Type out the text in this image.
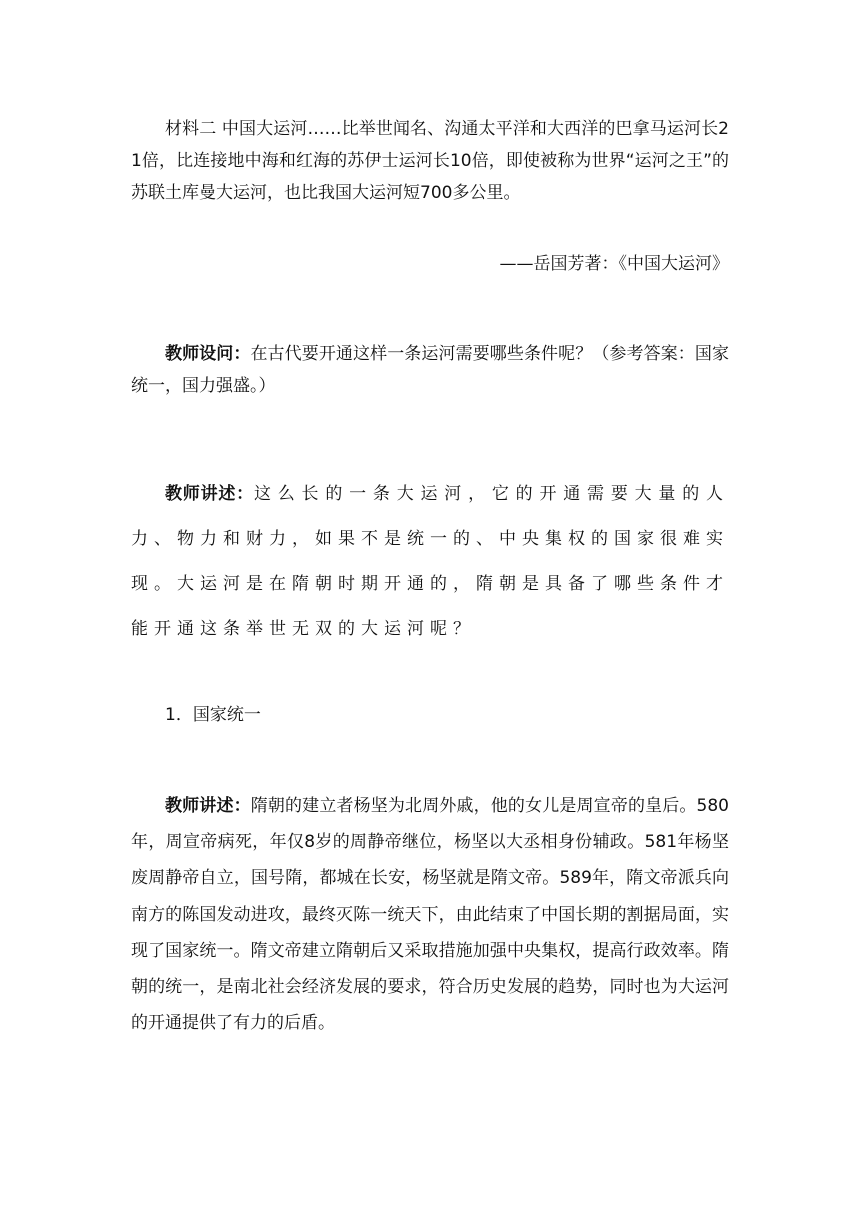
材料二 中国大运河……比举世闻名、沟通太平洋和大西洋的巴拿马运河长21倍，比连接地中海和红海的苏伊士运河长10倍，即使被称为世界“运河之王”的苏联土库曼大运河，也比我国大运河短700多公里。

——岳国芳著：《中国大运河》

教师设问：在古代要开通这样一条运河需要哪些条件呢？（参考答案：国家统一，国力强盛。）

教师讲述：这么长的一条大运河，它的开通需要大量的人力、物力和财力，如果不是统一的、中央集权的国家很难实现。大运河是在隋朝时期开通的，隋朝是具备了哪些条件才能开通这条举世无双的大运河呢？

1．国家统一

教师讲述：隋朝的建立者杨坚为北周外戚，他的女儿是周宣帝的皇后。580年，周宣帝病死，年仅8岁的周静帝继位，杨坚以大丞相身份辅政。581年杨坚废周静帝自立，国号隋，都城在长安，杨坚就是隋文帝。589年，隋文帝派兵向南方的陈国发动进攻，最终灭陈一统天下，由此结束了中国长期的割据局面，实现了国家统一。隋文帝建立隋朝后又采取措施加强中央集权，提高行政效率。隋朝的统一，是南北社会经济发展的要求，符合历史发展的趋势，同时也为大运河的开通提供了有力的后盾。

• _Written instruction_
Write out all the entries again, word for word, and print no images.

• _Exercise output_
Type out the text in this image.
材料二 中国大运河……比举世闻名、沟通太平洋和大西洋的巴拿马运河长21倍，比连接地中海和红海的苏伊士运河长10倍，即使被称为世界“运河之王”的苏联土库曼大运河，也比我国大运河短700多公里。

——岳国芳著：《中国大运河》

教师设问：在古代要开通这样一条运河需要哪些条件呢？（参考答案：国家统一，国力强盛。）

教师讲述：这么长的一条大运河，它的开通需要大量的人力、物力和财力，如果不是统一的、中央集权的国家很难实现。大运河是在隋朝时期开通的，隋朝是具备了哪些条件才能开通这条举世无双的大运河呢？

1．国家统一

教师讲述：隋朝的建立者杨坚为北周外戚，他的女儿是周宣帝的皇后。580年，周宣帝病死，年仅8岁的周静帝继位，杨坚以大丞相身份辅政。581年杨坚废周静帝自立，国号隋，都城在长安，杨坚就是隋文帝。589年，隋文帝派兵向南方的陈国发动进攻，最终灭陈一统天下，由此结束了中国长期的割据局面，实现了国家统一。隋文帝建立隋朝后又采取措施加强中央集权，提高行政效率。隋朝的统一，是南北社会经济发展的要求，符合历史发展的趋势，同时也为大运河的开通提供了有力的后盾。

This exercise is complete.